A run of records:
◇ ◇ ◇

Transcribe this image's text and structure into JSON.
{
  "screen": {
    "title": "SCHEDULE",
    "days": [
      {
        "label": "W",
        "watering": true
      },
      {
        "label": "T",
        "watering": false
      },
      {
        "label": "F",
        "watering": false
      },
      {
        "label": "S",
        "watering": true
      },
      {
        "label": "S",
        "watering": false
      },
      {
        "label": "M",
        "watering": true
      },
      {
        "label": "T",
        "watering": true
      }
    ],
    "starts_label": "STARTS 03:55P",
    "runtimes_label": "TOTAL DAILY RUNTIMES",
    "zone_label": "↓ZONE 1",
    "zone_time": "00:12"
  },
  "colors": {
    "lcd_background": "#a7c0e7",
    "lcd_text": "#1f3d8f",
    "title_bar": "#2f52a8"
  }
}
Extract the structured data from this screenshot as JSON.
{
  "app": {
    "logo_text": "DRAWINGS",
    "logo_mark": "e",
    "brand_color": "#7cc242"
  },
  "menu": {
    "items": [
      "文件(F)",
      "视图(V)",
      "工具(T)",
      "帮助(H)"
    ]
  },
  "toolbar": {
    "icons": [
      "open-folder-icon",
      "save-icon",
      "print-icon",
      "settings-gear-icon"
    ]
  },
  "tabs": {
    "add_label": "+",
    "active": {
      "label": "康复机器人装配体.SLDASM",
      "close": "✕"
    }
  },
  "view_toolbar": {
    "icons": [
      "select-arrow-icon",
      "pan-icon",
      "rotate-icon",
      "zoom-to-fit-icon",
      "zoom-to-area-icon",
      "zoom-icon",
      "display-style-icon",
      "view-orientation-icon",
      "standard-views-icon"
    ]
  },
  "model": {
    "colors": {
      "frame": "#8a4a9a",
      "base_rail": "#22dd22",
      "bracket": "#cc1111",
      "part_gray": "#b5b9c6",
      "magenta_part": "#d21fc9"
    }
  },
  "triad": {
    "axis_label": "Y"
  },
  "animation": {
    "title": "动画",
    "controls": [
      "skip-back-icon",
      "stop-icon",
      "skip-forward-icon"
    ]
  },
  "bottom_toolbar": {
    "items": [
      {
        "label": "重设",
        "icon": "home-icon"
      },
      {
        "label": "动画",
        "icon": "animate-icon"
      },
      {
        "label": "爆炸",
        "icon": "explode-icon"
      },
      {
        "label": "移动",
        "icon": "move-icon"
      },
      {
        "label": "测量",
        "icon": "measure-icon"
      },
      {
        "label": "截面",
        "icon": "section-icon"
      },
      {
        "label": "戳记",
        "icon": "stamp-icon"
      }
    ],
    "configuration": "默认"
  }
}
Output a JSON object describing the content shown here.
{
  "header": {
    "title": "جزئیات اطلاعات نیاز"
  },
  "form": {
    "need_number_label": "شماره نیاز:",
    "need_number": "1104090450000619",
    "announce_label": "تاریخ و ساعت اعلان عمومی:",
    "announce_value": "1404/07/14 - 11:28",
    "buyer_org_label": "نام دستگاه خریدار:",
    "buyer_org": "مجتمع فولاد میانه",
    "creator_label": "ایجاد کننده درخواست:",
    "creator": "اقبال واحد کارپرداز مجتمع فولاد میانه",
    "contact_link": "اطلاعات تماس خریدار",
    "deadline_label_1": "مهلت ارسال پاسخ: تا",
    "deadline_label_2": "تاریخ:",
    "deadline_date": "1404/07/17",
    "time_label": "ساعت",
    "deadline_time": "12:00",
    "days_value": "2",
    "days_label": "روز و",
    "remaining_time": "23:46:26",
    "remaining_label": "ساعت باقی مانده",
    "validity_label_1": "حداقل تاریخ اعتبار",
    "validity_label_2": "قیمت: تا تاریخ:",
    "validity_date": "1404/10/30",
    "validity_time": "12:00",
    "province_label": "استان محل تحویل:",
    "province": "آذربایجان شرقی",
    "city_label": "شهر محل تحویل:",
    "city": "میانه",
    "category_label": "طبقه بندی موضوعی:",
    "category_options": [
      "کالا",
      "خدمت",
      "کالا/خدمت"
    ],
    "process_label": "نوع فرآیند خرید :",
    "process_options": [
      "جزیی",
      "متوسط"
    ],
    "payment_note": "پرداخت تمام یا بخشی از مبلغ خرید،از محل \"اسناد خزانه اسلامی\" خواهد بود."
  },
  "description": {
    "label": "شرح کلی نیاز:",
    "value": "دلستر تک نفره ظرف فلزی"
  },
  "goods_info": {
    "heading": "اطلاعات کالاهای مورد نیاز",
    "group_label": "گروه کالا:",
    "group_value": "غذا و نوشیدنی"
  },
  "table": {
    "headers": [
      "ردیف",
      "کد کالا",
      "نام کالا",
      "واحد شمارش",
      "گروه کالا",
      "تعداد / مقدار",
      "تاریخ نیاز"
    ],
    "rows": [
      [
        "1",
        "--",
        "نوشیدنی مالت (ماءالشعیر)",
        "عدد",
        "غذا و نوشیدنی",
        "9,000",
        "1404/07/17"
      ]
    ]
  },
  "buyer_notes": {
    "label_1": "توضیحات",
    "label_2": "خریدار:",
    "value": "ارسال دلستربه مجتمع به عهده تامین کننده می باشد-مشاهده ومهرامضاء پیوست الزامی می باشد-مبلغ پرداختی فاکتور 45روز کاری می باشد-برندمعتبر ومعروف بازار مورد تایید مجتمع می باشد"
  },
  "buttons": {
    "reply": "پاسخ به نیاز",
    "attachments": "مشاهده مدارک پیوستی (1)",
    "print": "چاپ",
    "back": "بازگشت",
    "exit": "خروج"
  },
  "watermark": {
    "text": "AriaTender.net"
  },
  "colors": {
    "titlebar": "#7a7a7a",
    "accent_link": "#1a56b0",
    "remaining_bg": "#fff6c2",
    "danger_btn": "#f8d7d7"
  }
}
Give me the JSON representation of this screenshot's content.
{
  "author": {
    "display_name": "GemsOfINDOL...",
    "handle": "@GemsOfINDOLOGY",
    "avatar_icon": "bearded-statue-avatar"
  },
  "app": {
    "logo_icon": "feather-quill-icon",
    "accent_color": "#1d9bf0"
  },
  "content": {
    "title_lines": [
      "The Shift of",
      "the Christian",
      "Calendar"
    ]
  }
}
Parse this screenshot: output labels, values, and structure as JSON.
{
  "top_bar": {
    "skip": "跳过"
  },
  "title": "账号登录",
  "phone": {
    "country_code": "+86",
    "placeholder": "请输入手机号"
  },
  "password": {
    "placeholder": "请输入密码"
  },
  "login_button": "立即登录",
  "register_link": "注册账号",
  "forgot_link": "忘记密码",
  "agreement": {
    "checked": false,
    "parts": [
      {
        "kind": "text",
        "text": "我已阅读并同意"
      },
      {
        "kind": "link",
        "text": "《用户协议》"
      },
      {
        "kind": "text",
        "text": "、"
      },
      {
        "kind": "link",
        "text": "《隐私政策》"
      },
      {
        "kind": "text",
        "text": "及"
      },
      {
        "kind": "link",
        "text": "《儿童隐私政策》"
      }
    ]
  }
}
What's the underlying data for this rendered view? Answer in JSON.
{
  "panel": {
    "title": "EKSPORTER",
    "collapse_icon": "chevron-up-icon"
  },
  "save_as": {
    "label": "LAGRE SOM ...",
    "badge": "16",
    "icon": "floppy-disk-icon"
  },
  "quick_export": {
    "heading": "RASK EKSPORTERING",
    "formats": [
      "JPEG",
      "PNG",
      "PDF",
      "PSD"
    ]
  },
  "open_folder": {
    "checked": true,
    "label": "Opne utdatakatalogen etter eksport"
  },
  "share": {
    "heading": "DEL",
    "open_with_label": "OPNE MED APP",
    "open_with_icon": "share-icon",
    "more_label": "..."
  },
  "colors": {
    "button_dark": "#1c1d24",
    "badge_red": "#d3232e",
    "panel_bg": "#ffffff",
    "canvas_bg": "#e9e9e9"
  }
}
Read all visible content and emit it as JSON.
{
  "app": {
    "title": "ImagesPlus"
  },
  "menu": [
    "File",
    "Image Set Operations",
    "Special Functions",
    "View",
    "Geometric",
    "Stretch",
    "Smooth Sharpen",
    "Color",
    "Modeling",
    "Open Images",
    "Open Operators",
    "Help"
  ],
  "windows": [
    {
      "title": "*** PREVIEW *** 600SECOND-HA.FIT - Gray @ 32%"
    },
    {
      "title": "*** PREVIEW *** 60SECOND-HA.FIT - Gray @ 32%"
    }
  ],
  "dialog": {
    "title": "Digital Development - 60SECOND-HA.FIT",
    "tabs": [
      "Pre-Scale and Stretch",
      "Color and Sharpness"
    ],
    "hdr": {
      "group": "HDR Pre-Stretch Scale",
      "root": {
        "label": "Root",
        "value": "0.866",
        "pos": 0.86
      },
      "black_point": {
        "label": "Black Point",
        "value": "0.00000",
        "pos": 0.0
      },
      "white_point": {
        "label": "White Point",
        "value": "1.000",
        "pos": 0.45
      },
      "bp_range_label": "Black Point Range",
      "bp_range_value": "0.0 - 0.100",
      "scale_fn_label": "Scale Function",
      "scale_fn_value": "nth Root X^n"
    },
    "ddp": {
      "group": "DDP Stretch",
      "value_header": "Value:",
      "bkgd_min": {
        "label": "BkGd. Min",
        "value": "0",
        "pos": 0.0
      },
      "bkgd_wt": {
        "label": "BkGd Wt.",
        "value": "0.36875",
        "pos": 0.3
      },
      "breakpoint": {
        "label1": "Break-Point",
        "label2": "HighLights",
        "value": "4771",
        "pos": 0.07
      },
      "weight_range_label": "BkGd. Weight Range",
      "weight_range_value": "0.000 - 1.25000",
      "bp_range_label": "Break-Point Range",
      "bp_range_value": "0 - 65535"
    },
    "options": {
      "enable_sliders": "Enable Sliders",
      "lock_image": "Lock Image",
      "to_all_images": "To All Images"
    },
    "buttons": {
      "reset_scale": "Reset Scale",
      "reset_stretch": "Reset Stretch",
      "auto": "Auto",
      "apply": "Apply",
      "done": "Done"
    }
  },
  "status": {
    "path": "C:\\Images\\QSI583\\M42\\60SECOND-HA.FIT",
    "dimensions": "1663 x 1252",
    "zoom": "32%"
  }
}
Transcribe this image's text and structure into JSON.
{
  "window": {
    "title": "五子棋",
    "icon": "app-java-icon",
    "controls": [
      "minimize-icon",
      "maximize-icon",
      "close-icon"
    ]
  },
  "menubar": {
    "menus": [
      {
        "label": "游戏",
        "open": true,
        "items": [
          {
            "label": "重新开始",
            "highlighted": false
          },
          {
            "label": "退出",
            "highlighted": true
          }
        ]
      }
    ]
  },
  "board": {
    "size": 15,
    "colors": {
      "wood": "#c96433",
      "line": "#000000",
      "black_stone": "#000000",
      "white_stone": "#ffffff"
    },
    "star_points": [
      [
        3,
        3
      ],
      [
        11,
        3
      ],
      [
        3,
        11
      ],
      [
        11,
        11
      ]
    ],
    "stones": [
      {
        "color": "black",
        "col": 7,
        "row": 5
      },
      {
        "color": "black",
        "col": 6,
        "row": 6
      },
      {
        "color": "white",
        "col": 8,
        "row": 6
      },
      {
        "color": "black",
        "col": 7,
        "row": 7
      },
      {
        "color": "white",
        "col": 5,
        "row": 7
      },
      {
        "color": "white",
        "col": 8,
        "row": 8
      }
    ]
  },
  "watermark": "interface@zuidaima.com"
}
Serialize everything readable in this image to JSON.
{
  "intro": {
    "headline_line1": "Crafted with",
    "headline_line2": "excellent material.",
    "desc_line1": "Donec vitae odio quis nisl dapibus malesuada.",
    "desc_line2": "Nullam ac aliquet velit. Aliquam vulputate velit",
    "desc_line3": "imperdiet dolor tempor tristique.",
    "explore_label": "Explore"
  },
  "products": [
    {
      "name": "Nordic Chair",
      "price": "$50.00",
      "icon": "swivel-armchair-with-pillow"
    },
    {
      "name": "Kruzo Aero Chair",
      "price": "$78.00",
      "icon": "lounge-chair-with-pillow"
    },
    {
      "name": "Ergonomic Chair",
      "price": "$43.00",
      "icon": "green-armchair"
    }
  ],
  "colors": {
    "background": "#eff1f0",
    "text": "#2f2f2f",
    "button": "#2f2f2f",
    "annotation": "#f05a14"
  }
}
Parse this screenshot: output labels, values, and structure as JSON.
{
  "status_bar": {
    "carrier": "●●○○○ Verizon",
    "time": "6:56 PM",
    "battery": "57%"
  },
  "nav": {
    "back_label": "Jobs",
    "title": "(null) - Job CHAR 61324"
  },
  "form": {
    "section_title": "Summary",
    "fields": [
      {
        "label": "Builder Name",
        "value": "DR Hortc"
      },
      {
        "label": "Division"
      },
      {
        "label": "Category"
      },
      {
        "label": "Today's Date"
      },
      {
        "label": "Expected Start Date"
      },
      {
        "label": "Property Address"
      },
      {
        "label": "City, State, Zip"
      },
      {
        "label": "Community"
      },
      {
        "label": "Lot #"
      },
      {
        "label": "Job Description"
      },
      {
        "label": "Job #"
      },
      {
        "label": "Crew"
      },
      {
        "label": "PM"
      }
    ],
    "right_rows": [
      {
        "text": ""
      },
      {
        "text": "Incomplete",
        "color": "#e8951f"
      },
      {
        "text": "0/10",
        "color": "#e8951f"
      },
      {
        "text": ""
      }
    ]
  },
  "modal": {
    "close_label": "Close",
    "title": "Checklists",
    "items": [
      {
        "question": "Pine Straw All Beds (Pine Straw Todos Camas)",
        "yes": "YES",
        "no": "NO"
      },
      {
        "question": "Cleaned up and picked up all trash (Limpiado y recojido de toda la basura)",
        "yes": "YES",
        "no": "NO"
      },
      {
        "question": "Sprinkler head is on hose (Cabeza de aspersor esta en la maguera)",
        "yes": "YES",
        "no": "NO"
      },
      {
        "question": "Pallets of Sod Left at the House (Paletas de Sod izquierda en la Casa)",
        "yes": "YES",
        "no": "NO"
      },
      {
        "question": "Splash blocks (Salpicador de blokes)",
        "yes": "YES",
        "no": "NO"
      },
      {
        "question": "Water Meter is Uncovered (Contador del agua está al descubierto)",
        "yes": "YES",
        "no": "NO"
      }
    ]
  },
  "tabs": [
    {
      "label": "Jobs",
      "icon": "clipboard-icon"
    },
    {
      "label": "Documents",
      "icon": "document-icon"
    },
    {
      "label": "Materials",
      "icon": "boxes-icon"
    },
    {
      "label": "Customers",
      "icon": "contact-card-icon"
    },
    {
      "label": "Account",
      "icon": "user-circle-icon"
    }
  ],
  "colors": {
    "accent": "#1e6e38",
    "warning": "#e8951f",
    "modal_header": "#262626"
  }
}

◇ ◇ ◇

#### [EXERCISE]
Locate the lines above that hold the word "مبلغ". Show every one of them.

#### [FULL OUTPUT]
    "payment_note": "پرداخت تمام یا بخشی از مبلغ خرید،از محل \"اسناد خزانه اسلامی\" خواهد بود."
    "value": "ارسال دلستربه مجتمع به عهده تامین کننده می باشد-مشاهده ومهرامضاء پیوست الزامی می باشد-مبلغ پرداختی فاکتور 45روز کاری می باشد-برندمعتبر ومعروف بازار مورد تایید مجتمع می باشد"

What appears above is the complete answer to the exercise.